◆ **JOB**: Pull every "highlight" line out of the data below.

◆ **SOURCE RECORDS**:
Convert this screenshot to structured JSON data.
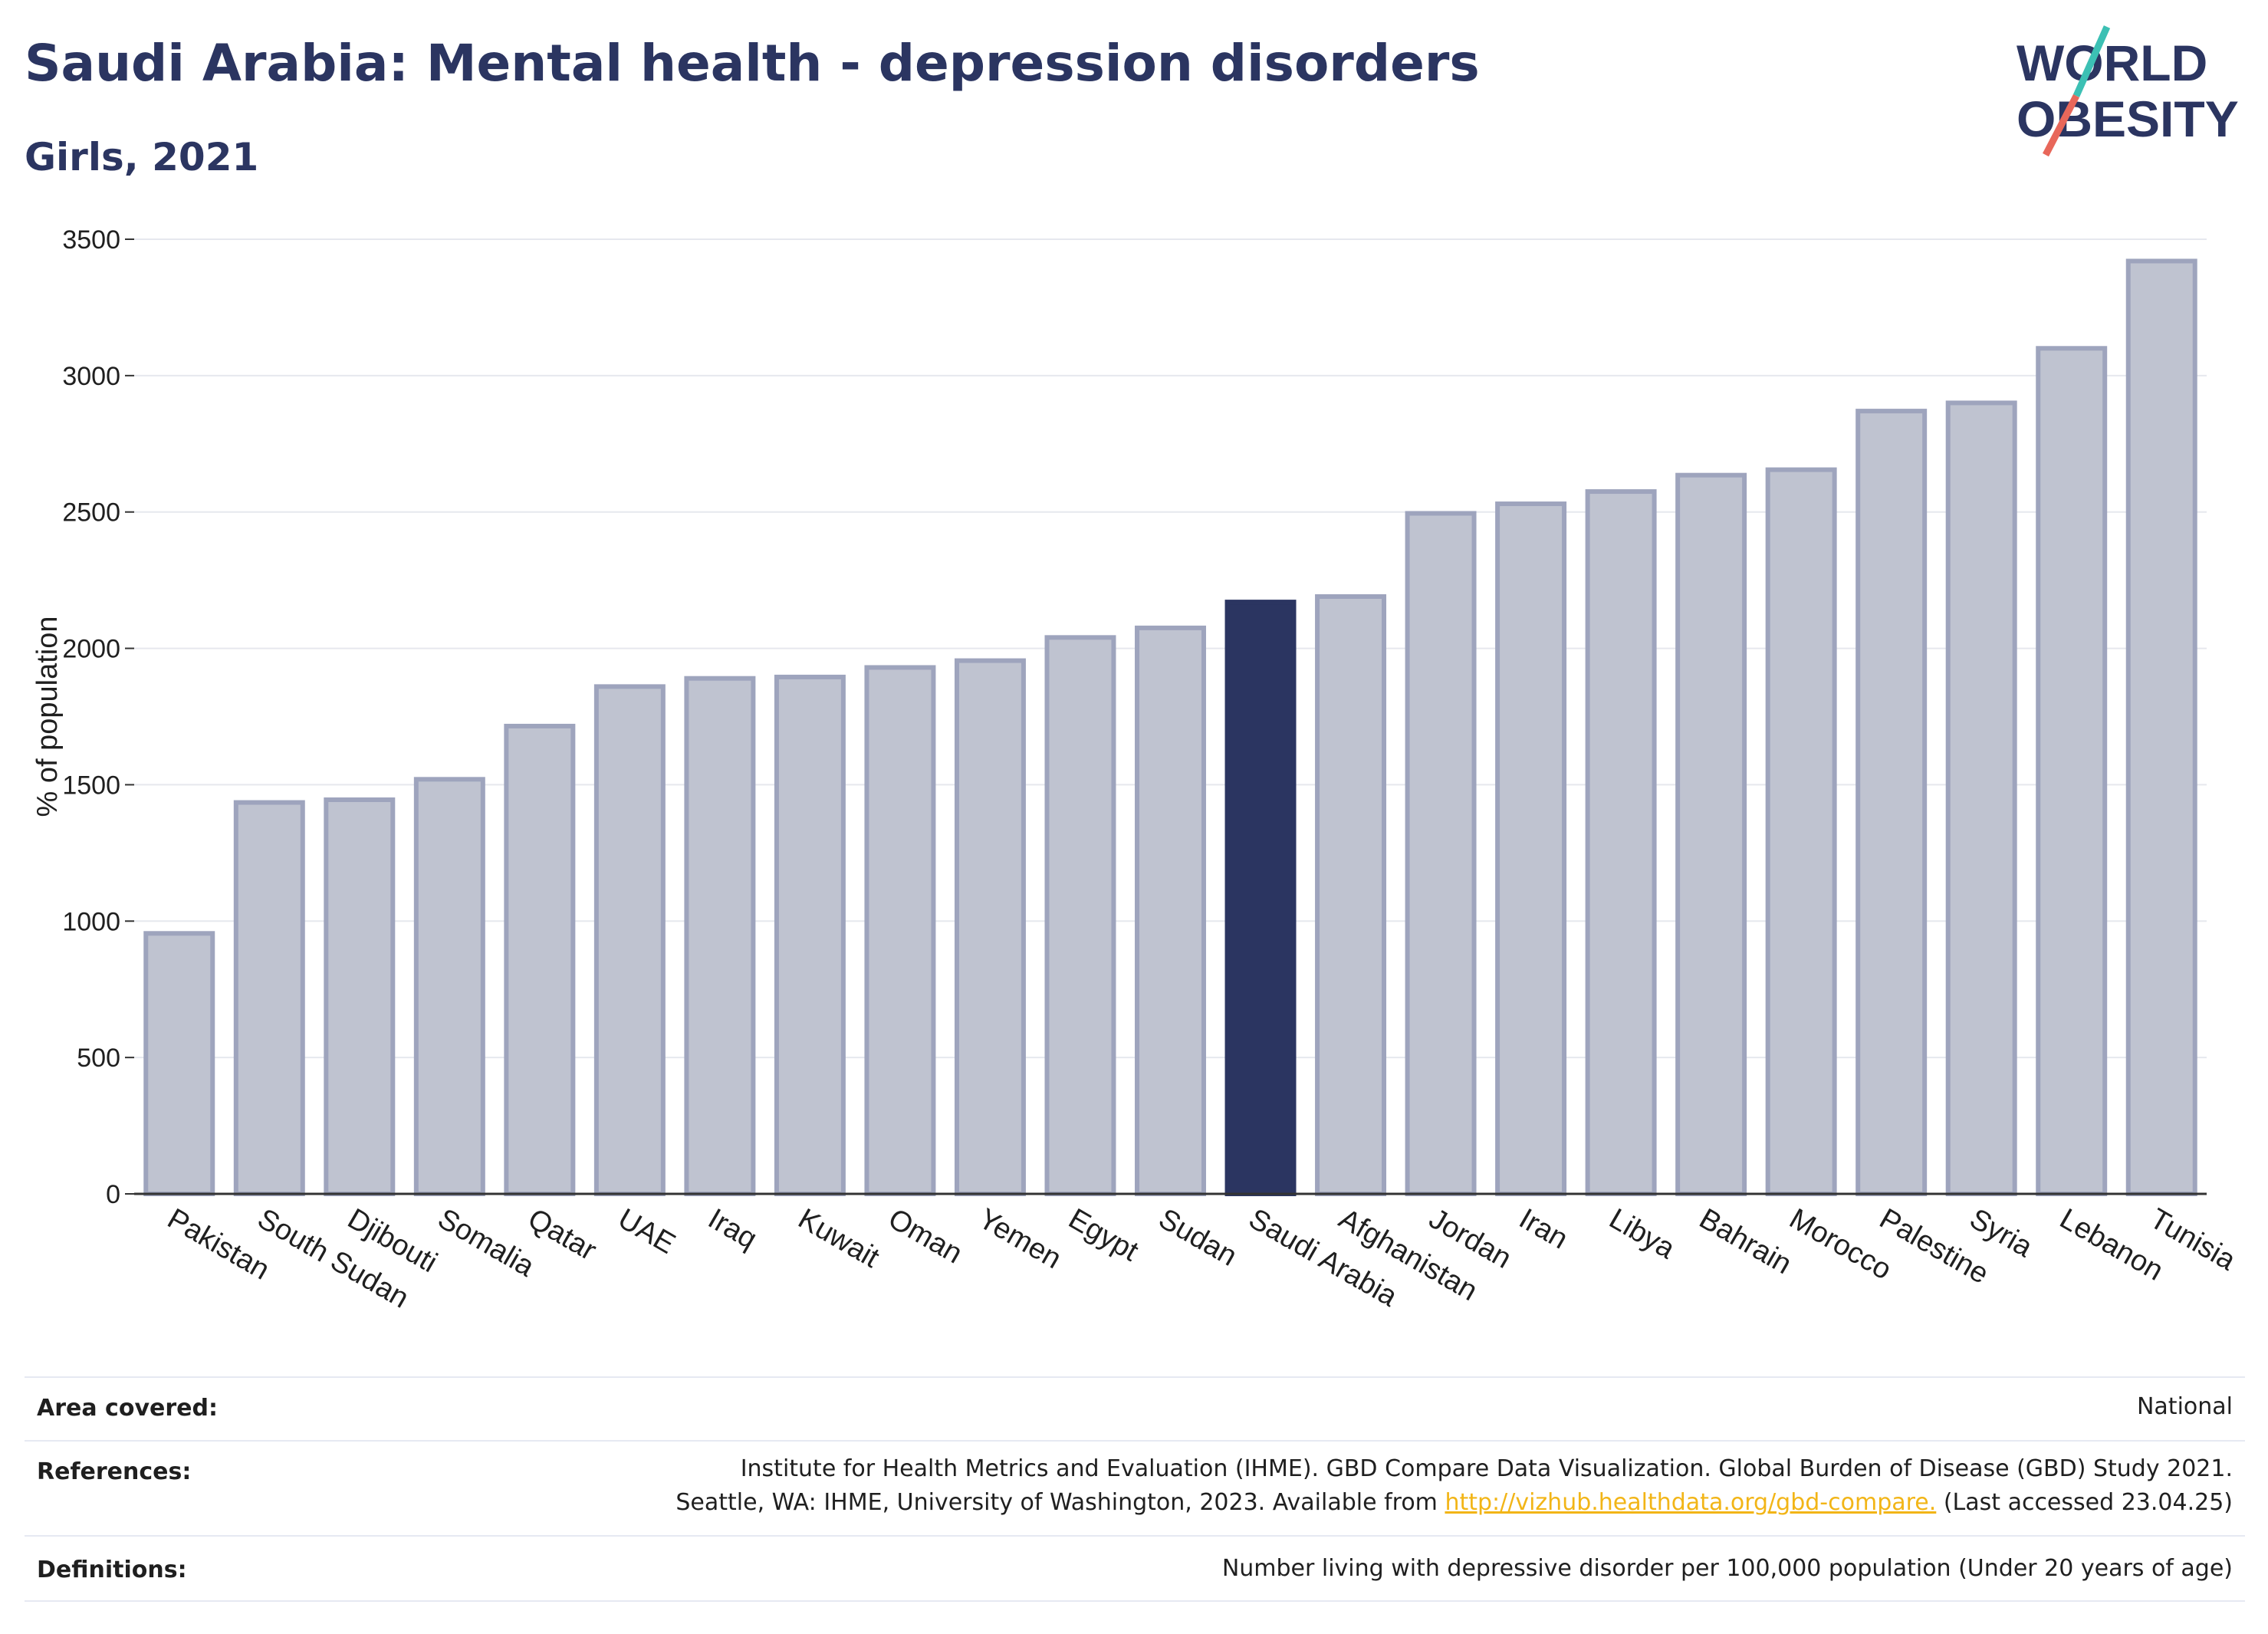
{
  "header": {
    "title": "Saudi Arabia: Mental health - depression disorders",
    "subtitle": "Girls, 2021"
  },
  "logo": {
    "line1": "WORLD",
    "line2": "OBESITY"
  },
  "colors": {
    "highlight": "#2b3561",
    "bar_fill": "#bfc3d0",
    "bar_stroke": "#9ea4bd",
    "grid": "#e6e8ee",
    "title": "#2b3561",
    "logo_teal": "#3cc0b4",
    "logo_red": "#e8675a"
  },
  "chart_data": {
    "type": "bar",
    "title": "Saudi Arabia: Mental health - depression disorders",
    "subtitle": "Girls, 2021",
    "xlabel": "",
    "ylabel": "% of population",
    "ylim": [
      0,
      3500
    ],
    "yticks": [
      0,
      500,
      1000,
      1500,
      2000,
      2500,
      3000,
      3500
    ],
    "grid": true,
    "highlight": "Saudi Arabia",
    "categories": [
      "Pakistan",
      "South Sudan",
      "Djibouti",
      "Somalia",
      "Qatar",
      "UAE",
      "Iraq",
      "Kuwait",
      "Oman",
      "Yemen",
      "Egypt",
      "Sudan",
      "Saudi Arabia",
      "Afghanistan",
      "Jordan",
      "Iran",
      "Libya",
      "Bahrain",
      "Morocco",
      "Palestine",
      "Syria",
      "Lebanon",
      "Tunisia"
    ],
    "values": [
      955,
      1435,
      1445,
      1520,
      1715,
      1860,
      1890,
      1895,
      1930,
      1955,
      2040,
      2075,
      2170,
      2190,
      2495,
      2530,
      2575,
      2635,
      2655,
      2870,
      2900,
      3100,
      3420
    ]
  },
  "footer": {
    "area_label": "Area covered:",
    "area_value": "National",
    "references_label": "References:",
    "references_line1": "Institute for Health Metrics and Evaluation (IHME). GBD Compare Data Visualization. Global Burden of Disease (GBD) Study 2021.",
    "references_line2_pre": "Seattle, WA: IHME, University of Washington, 2023. Available from ",
    "references_link": "http://vizhub.healthdata.org/gbd-compare.",
    "references_line2_post": " (Last accessed 23.04.25)",
    "definitions_label": "Definitions:",
    "definitions_value": "Number living with depressive disorder per 100,000 population (Under 20 years of age)"
  }
}
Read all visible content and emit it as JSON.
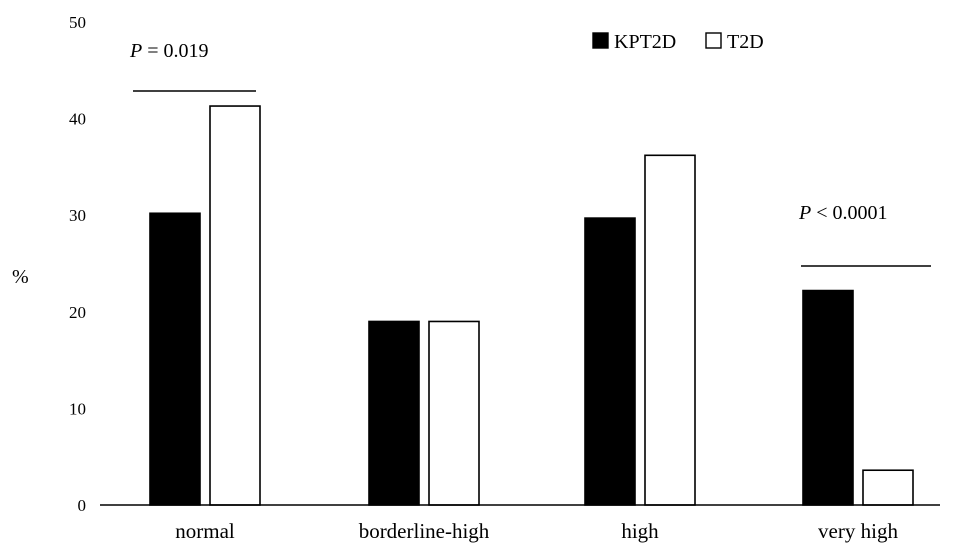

◆ **FULL ANSWER**:
    "highlight": "#2b3561",
    "highlight": "Saudi Arabia",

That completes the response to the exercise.